══ Entries shown
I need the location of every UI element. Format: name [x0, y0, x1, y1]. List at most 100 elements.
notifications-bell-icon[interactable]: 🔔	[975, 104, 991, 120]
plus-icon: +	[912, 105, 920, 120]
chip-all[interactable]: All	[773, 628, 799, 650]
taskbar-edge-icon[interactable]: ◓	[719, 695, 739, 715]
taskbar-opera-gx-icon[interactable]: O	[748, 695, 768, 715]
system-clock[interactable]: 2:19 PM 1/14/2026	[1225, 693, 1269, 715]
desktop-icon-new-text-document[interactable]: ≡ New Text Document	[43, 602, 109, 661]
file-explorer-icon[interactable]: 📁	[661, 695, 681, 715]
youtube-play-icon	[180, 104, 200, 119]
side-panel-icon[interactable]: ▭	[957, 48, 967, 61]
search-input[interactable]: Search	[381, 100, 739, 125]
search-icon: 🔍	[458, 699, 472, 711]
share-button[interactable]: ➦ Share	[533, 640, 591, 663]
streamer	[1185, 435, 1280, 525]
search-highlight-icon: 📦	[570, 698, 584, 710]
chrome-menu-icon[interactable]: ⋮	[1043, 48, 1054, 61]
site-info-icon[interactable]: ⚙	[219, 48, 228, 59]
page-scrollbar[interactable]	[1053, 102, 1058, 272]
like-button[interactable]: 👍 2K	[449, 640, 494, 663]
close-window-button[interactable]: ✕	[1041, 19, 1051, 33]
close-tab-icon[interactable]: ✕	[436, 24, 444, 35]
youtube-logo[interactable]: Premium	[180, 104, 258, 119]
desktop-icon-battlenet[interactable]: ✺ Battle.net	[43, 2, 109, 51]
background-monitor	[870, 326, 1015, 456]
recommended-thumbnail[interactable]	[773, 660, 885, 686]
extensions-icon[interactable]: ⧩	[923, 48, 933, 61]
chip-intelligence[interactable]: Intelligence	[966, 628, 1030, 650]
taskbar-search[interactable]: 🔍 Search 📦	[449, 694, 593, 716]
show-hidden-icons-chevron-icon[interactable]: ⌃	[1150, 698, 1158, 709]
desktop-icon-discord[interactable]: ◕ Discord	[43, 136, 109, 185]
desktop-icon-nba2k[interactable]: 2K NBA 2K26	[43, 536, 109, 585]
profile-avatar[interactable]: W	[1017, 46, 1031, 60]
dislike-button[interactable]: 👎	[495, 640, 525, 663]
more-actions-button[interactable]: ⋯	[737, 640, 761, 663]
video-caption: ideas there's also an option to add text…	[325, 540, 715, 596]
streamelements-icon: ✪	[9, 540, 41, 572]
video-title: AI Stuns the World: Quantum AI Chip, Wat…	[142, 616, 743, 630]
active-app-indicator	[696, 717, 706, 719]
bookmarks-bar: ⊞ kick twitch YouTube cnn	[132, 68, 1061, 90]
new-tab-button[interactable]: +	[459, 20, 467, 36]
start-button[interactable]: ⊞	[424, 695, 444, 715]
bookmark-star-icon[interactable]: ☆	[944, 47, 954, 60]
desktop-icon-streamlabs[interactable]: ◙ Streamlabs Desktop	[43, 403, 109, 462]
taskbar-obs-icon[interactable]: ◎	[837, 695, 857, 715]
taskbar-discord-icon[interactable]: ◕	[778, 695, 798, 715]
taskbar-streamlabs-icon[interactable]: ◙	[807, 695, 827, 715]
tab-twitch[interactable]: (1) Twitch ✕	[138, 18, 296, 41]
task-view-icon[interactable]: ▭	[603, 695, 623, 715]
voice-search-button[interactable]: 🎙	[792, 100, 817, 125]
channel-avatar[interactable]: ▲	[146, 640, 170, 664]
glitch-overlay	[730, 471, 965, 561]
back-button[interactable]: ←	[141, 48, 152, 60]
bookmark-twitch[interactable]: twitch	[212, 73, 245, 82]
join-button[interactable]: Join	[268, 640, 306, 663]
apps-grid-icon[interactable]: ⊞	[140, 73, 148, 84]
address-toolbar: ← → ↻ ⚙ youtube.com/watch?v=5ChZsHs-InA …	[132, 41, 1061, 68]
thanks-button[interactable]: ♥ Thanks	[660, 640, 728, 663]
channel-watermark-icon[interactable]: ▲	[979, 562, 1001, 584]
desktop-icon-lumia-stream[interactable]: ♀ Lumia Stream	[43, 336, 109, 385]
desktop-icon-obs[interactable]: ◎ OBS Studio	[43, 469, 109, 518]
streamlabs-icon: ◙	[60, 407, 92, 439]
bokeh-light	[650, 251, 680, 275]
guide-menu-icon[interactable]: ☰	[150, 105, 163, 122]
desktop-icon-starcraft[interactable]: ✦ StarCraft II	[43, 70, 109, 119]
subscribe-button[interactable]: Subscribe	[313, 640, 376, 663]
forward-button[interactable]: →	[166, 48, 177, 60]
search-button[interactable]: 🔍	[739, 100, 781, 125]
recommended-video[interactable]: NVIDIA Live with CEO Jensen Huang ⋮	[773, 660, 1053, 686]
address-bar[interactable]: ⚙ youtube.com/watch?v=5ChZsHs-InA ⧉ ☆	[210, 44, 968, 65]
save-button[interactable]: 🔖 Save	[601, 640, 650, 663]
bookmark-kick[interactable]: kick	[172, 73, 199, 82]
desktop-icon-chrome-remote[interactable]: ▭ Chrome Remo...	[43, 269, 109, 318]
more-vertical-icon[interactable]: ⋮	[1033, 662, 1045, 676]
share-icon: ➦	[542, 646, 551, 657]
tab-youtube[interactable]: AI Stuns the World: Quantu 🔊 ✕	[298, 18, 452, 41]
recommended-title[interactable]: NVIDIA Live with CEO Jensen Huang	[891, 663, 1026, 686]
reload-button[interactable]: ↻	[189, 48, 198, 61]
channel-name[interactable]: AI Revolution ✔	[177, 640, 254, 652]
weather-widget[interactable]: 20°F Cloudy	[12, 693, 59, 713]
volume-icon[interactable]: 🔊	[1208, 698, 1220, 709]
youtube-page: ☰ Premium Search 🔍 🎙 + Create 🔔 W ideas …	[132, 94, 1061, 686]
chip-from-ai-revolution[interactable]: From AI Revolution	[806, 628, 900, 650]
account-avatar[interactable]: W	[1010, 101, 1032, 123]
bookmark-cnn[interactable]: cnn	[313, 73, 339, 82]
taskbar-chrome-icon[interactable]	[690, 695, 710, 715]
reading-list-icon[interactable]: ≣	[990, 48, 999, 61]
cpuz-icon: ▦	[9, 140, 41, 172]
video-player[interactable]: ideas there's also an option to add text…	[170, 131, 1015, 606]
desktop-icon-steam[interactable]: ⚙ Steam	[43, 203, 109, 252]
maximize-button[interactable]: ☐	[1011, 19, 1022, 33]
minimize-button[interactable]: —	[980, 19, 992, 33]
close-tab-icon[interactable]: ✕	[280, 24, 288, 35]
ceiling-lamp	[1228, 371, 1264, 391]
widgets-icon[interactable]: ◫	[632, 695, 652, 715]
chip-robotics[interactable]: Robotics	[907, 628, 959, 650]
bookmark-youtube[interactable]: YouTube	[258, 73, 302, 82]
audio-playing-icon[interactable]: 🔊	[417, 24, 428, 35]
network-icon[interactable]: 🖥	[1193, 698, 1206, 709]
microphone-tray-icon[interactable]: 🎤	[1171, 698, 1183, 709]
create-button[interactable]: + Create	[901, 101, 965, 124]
════
[Written problem] Please edit the records from the start through the line containing "695, 768, 715]", inclusive, replacing "location" with "position" and leaving everything else unchanged.

[Full response]
I need the position of every UI element. Format: name [x0, y0, x1, y1]. List at most 100 elements.
notifications-bell-icon[interactable]: 🔔	[975, 104, 991, 120]
plus-icon: +	[912, 105, 920, 120]
chip-all[interactable]: All	[773, 628, 799, 650]
taskbar-edge-icon[interactable]: ◓	[719, 695, 739, 715]
taskbar-opera-gx-icon[interactable]: O	[748, 695, 768, 715]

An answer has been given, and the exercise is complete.